→ **The request**: Copy out all lines that hold "name".

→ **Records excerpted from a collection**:
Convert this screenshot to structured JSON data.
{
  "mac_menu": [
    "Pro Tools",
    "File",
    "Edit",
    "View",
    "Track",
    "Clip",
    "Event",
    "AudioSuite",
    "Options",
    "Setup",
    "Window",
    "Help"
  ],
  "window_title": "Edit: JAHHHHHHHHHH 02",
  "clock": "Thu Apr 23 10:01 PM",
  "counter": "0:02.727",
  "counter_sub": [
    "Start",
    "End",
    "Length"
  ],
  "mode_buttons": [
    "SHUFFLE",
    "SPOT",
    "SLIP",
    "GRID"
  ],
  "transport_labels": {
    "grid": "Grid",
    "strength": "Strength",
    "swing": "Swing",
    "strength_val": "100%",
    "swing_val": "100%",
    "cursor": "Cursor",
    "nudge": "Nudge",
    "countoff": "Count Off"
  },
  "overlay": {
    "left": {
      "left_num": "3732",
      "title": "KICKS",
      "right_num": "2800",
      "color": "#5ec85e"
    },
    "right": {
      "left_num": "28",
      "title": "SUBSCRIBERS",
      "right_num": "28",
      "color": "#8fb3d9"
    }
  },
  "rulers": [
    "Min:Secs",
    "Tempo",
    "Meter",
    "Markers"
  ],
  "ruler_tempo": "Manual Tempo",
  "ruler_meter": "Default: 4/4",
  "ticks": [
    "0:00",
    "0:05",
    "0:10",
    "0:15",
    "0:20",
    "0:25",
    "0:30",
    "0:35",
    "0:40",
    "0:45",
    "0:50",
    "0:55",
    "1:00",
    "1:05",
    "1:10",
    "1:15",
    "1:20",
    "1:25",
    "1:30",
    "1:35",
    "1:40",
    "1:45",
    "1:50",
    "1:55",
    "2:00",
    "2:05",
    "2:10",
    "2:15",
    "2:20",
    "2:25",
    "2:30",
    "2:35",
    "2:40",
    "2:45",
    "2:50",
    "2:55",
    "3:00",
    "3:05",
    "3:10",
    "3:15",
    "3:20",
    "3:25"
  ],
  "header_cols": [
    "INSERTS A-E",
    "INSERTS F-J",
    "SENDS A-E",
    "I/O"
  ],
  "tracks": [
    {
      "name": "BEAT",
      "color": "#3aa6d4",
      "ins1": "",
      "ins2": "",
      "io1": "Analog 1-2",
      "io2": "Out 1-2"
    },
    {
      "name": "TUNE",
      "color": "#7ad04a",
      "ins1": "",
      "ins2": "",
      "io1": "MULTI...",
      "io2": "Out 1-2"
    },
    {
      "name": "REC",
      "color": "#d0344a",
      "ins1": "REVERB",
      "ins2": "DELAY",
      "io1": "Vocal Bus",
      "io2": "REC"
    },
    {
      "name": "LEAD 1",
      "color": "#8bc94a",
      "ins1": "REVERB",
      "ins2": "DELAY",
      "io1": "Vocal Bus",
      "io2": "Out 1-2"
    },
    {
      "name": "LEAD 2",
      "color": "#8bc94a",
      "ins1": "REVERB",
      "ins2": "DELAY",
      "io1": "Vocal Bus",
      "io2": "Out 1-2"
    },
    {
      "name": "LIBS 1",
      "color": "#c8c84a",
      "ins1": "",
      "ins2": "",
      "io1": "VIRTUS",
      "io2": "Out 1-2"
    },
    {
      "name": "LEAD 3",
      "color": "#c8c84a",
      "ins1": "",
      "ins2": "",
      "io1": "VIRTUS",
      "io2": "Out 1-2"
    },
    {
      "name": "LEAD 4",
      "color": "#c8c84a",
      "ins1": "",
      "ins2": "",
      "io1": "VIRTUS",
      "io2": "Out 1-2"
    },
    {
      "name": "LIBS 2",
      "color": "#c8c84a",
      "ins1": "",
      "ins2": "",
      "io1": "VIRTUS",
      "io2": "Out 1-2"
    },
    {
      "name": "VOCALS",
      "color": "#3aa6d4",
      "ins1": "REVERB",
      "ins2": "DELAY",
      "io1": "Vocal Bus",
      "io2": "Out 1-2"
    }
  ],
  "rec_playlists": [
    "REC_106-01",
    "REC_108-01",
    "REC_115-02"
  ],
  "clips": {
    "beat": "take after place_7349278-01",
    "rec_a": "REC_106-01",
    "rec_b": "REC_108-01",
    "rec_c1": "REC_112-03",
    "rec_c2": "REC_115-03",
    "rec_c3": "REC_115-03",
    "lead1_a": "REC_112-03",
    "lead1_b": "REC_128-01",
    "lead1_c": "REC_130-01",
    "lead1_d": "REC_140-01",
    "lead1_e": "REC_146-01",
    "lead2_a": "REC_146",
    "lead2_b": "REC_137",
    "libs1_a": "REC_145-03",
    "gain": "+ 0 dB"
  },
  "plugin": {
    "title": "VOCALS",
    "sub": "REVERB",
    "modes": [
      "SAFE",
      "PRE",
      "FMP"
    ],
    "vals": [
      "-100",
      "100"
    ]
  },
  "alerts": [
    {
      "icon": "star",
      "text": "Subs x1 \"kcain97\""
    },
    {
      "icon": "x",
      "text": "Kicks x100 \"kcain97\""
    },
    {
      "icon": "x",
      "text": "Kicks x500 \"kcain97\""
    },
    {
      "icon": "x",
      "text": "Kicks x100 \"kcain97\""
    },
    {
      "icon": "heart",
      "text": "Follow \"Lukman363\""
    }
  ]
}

→ **Finished exercise**:
      "name": "BEAT",
      "name": "TUNE",
      "name": "REC",
      "name": "LEAD 1",
      "name": "LEAD 2",
      "name": "LIBS 1",
      "name": "LEAD 3",
      "name": "LEAD 4",
      "name": "LIBS 2",
      "name": "VOCALS",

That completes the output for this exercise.